## Exercise description
Pick out every line below in which the string "link" appears, and copy each one.

== Records for the task

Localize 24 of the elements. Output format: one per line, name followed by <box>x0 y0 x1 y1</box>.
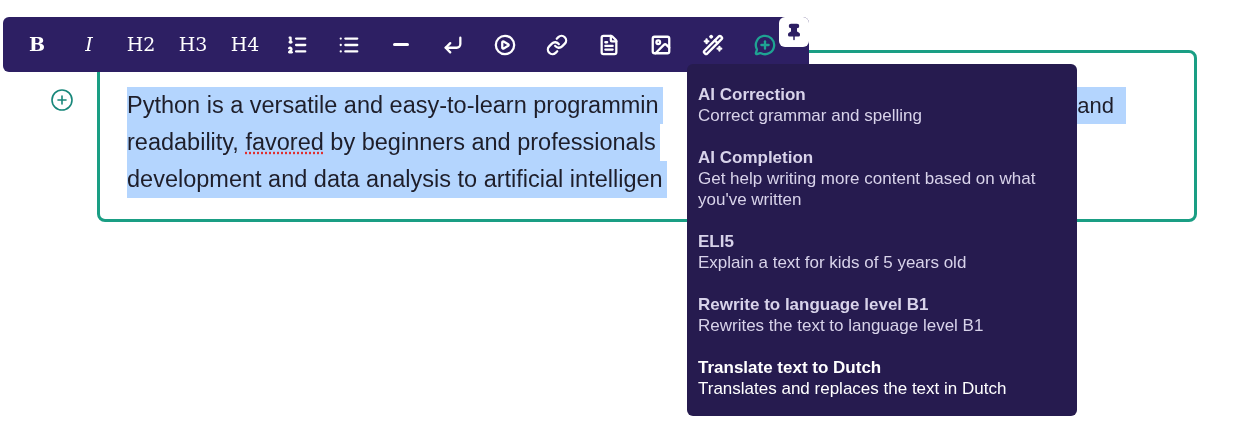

====
== Records for the task

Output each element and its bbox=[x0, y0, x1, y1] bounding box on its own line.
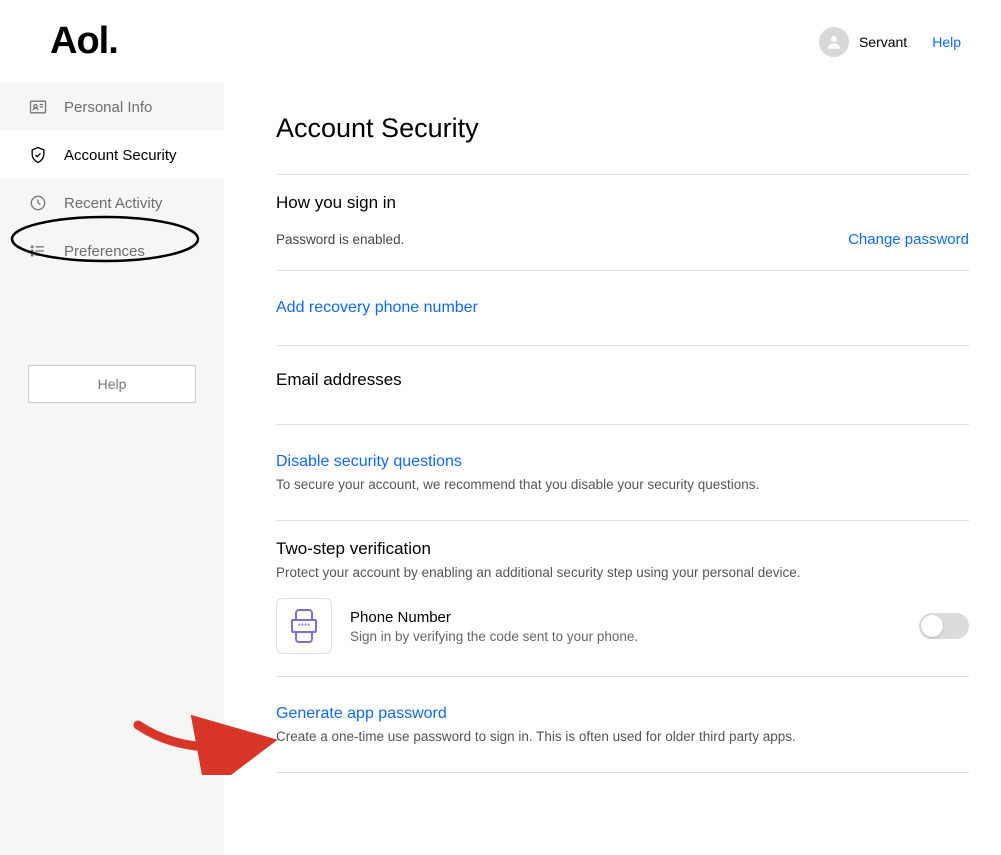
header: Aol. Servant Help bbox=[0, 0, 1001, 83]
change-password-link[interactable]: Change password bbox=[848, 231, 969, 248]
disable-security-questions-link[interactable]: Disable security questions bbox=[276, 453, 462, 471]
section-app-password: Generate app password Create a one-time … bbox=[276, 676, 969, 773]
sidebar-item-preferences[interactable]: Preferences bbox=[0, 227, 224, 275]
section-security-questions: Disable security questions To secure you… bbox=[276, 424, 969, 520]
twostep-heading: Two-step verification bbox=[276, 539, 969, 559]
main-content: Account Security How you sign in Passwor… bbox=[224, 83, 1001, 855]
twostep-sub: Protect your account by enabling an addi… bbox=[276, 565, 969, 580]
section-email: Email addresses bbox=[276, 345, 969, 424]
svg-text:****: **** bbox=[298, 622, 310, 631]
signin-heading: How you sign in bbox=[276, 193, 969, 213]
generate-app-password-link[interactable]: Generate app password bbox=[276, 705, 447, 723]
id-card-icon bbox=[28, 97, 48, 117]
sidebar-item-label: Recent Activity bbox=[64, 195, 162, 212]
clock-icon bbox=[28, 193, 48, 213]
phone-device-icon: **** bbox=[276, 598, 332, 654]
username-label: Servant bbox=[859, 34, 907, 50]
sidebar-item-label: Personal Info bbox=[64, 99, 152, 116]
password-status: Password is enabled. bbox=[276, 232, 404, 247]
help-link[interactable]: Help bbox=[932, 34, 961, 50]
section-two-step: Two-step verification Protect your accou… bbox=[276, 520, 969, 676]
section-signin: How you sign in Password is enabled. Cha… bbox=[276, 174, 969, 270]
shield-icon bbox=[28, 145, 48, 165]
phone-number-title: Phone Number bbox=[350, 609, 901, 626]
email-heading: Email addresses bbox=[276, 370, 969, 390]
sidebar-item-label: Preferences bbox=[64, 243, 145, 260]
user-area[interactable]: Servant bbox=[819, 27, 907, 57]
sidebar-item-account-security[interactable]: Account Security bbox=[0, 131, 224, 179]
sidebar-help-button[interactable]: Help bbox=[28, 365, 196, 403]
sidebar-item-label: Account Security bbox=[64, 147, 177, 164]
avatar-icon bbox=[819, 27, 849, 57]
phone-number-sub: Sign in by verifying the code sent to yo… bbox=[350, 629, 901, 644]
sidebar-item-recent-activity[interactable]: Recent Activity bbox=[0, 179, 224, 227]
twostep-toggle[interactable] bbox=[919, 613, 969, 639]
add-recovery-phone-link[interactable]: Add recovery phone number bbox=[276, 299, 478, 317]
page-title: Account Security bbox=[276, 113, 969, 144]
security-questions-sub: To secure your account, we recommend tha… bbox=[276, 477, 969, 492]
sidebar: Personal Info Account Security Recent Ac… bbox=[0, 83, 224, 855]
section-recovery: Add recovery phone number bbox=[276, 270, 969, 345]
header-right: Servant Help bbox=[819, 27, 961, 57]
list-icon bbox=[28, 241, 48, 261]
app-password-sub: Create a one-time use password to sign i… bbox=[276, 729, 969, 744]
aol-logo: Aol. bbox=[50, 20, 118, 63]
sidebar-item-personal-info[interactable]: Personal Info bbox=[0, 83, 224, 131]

====
== Records for the task

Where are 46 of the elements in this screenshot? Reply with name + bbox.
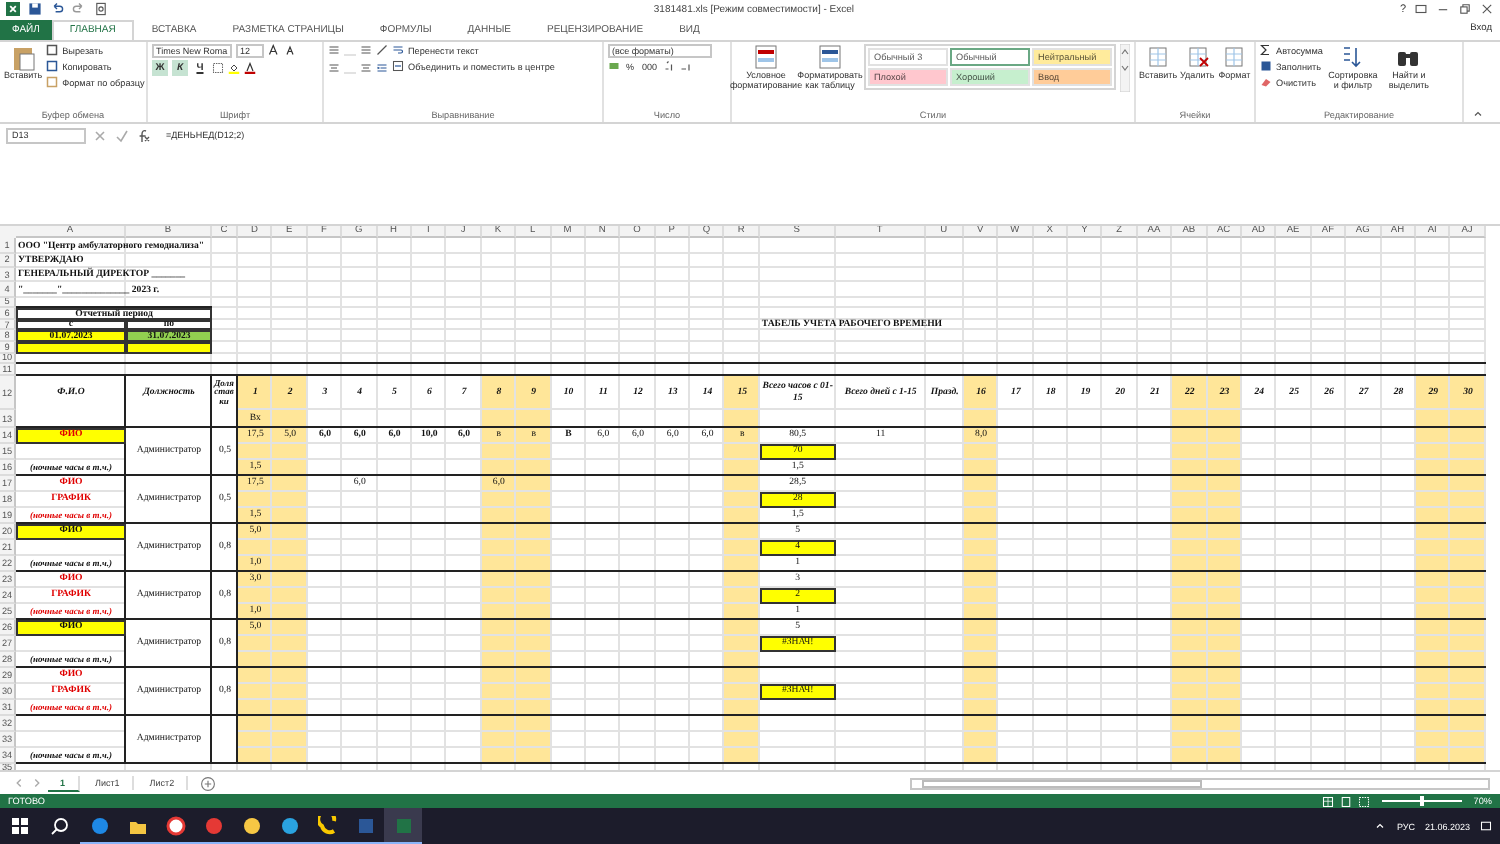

====

## Written reply
change-password-link[interactable]: Change password bbox=[848, 231, 969, 248]
disable-security-questions-link[interactable]: Disable security questions bbox=[276, 453, 462, 471]
generate-app-password-link[interactable]: Generate app password bbox=[276, 705, 447, 723]
help-link[interactable]: Help bbox=[932, 34, 961, 50]
add-recovery-phone-link[interactable]: Add recovery phone number bbox=[276, 299, 478, 317]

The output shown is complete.